The records below are to be copied word for word, with every picture left out.

Stored items:
++++++++++

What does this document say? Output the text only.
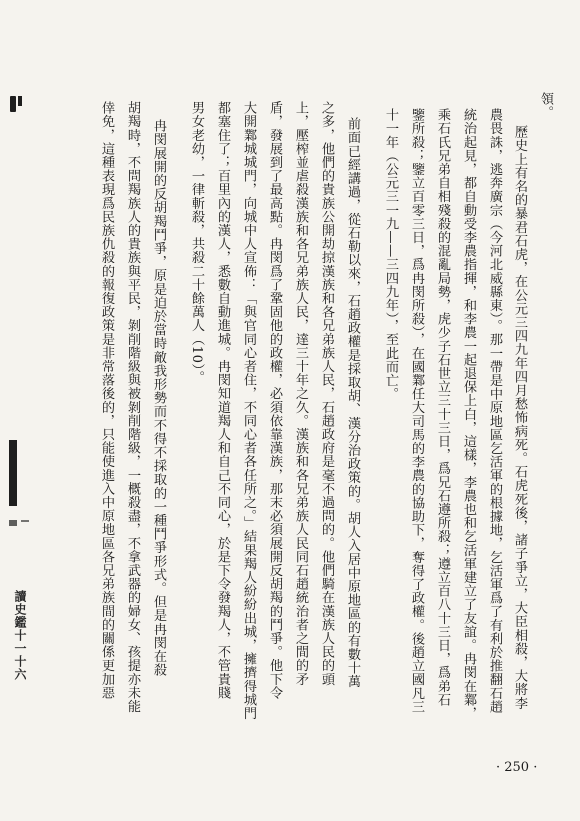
領。

歷史上有名的暴君石虎，在公元三四九年四月愁怖病死。石虎死後，諸子爭立，大臣相殺，大將李

農畏誅，逃奔廣宗（今河北威縣東）。那一帶是中原地區乞活軍的根據地，乞活軍爲了有利於推翻石趙

統治起見，都自動受李農指揮，和李農一起退保上白，這樣，李農也和乞活軍建立了友誼。冉閔在鄴，

乘石氏兄弟自相殘殺的混亂局勢，虎少子石世立三十三日，爲兄石遵所殺；遵立百八十三日，爲弟石

鑒所殺；鑒立百零三日，爲冉閔所殺），在國鄴任大司馬的李農的協助下，奪得了政權。後趙立國凡三

十一年（公元三一九——三四九年），至此而亡。

前面已經講過，從石勒以來，石趙政權是採取胡、漢分治政策的。胡人入居中原地區的有數十萬

之多，他們的貴族公開劫掠漢族和各兄弟族人民，石趙政府是毫不過問的。他們騎在漢族人民的頭

上，壓榨並虐殺漢族和各兄弟族人民，達三十年之久。漢族和各兄弟族人民同石趙統治者之間的矛

盾，發展到了最高點。冉閔爲了鞏固他的政權，必須依靠漢族，那末必須展開反胡羯的鬥爭。他下令

大開鄴城城門，向城中人宣佈：「與官同心者住，不同心者各任所之。」結果羯人紛紛出城，擁擠得城門

都塞住了；百里內的漢人，悉數自動進城。冉閔知道羯人和自己不同心，於是下令發羯人，不管貴賤

男女老幼，一律斬殺，共殺二十餘萬人（10）。

冉閔展開的反胡羯鬥爭，原是迫於當時敵我形勢而不得不採取的一種鬥爭形式。但是冉閔在殺

胡羯時，不問羯族人的貴族與平民，剝削階級與被剝削階級，一概殺盡，不拿武器的婦女、孩提亦未能

倖免，這種表現爲民族仇殺的報復政策是非常落後的，只能使進入中原地區各兄弟族間的關係更加惡

讀史鑑十一十六
· 250 ·
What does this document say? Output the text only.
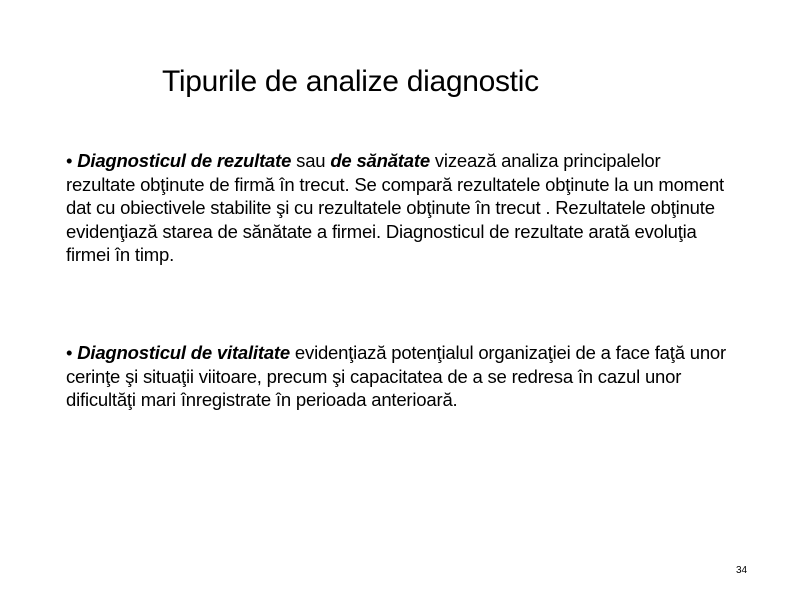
Tipurile de analize diagnostic
• Diagnosticul de rezultate sau de sănătate vizează analiza principalelor rezultate obţinute de firmă în trecut. Se compară rezultatele obţinute la un moment dat cu obiectivele stabilite şi cu rezultatele obţinute în trecut . Rezultatele obţinute evidenţiază starea de sănătate a firmei. Diagnosticul de rezultate arată evoluţia firmei în timp.
• Diagnosticul de vitalitate evidenţiază potenţialul organizaţiei de a face faţă unor cerinţe şi situaţii viitoare, precum şi capacitatea de a se redresa în cazul unor dificultăţi mari înregistrate în perioada anterioară.
34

++++++++++

## Complete output
What does this document say? Output the text only.
領。

歷史上有名的暴君石虎，在公元三四九年四月愁怖病死。石虎死後，諸子爭立，大臣相殺，大將李

農畏誅，逃奔廣宗（今河北威縣東）。那一帶是中原地區乞活軍的根據地，乞活軍爲了有利於推翻石趙

統治起見，都自動受李農指揮，和李農一起退保上白，這樣，李農也和乞活軍建立了友誼。冉閔在鄴，

乘石氏兄弟自相殘殺的混亂局勢，虎少子石世立三十三日，爲兄石遵所殺；遵立百八十三日，爲弟石

鑒所殺；鑒立百零三日，爲冉閔所殺），在國鄴任大司馬的李農的協助下，奪得了政權。後趙立國凡三

十一年（公元三一九——三四九年），至此而亡。

前面已經講過，從石勒以來，石趙政權是採取胡、漢分治政策的。胡人入居中原地區的有數十萬

之多，他們的貴族公開劫掠漢族和各兄弟族人民，石趙政府是毫不過問的。他們騎在漢族人民的頭

上，壓榨並虐殺漢族和各兄弟族人民，達三十年之久。漢族和各兄弟族人民同石趙統治者之間的矛

盾，發展到了最高點。冉閔爲了鞏固他的政權，必須依靠漢族，那末必須展開反胡羯的鬥爭。他下令

大開鄴城城門，向城中人宣佈：「與官同心者住，不同心者各任所之。」結果羯人紛紛出城，擁擠得城門

都塞住了；百里內的漢人，悉數自動進城。冉閔知道羯人和自己不同心，於是下令發羯人，不管貴賤

男女老幼，一律斬殺，共殺二十餘萬人（10）。

冉閔展開的反胡羯鬥爭，原是迫於當時敵我形勢而不得不採取的一種鬥爭形式。但是冉閔在殺

胡羯時，不問羯族人的貴族與平民，剝削階級與被剝削階級，一概殺盡，不拿武器的婦女、孩提亦未能

倖免，這種表現爲民族仇殺的報復政策是非常落後的，只能使進入中原地區各兄弟族間的關係更加惡

讀史鑑十一十六
· 250 ·
What does this document say? Output the text only.
Tipurile de analize diagnostic
• Diagnosticul de rezultate sau de sănătate vizează analiza principalelor rezultate obţinute de firmă în trecut. Se compară rezultatele obţinute la un moment dat cu obiectivele stabilite şi cu rezultatele obţinute în trecut . Rezultatele obţinute evidenţiază starea de sănătate a firmei. Diagnosticul de rezultate arată evoluţia firmei în timp.
• Diagnosticul de vitalitate evidenţiază potenţialul organizaţiei de a face faţă unor cerinţe şi situaţii viitoare, precum şi capacitatea de a se redresa în cazul unor dificultăţi mari înregistrate în perioada anterioară.
34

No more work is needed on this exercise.